── Records provided ──

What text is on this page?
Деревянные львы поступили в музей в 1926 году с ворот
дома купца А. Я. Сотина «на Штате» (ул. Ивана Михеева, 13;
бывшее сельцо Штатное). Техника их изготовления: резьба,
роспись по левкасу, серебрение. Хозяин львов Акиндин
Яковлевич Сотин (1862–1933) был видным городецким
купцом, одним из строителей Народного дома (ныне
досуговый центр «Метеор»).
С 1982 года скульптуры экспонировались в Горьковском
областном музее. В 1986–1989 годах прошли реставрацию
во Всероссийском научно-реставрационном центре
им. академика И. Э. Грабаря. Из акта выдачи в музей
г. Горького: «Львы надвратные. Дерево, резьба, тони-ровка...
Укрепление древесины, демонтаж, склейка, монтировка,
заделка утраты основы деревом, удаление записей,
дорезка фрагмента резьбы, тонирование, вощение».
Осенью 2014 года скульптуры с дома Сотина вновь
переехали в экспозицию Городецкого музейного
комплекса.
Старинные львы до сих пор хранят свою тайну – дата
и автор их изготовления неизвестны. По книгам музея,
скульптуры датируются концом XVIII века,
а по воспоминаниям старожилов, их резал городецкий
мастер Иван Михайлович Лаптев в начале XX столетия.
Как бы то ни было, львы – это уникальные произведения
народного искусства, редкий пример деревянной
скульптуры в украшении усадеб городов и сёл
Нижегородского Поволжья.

───

Set task: Repeat every record exactly as written, please.

Exercise output:
What text is on this page?
Деревянные львы поступили в музей в 1926 году с ворот
дома купца А. Я. Сотина «на Штате» (ул. Ивана Михеева, 13;
бывшее сельцо Штатное). Техника их изготовления: резьба,
роспись по левкасу, серебрение. Хозяин львов Акиндин
Яковлевич Сотин (1862–1933) был видным городецким
купцом, одним из строителей Народного дома (ныне
досуговый центр «Метеор»).
С 1982 года скульптуры экспонировались в Горьковском
областном музее. В 1986–1989 годах прошли реставрацию
во Всероссийском научно-реставрационном центре
им. академика И. Э. Грабаря. Из акта выдачи в музей
г. Горького: «Львы надвратные. Дерево, резьба, тони-ровка...
Укрепление древесины, демонтаж, склейка, монтировка,
заделка утраты основы деревом, удаление записей,
дорезка фрагмента резьбы, тонирование, вощение».
Осенью 2014 года скульптуры с дома Сотина вновь
переехали в экспозицию Городецкого музейного
комплекса.
Старинные львы до сих пор хранят свою тайну – дата
и автор их изготовления неизвестны. По книгам музея,
скульптуры датируются концом XVIII века,
а по воспоминаниям старожилов, их резал городецкий
мастер Иван Михайлович Лаптев в начале XX столетия.
Как бы то ни было, львы – это уникальные произведения
народного искусства, редкий пример деревянной
скульптуры в украшении усадеб городов и сёл
Нижегородского Поволжья.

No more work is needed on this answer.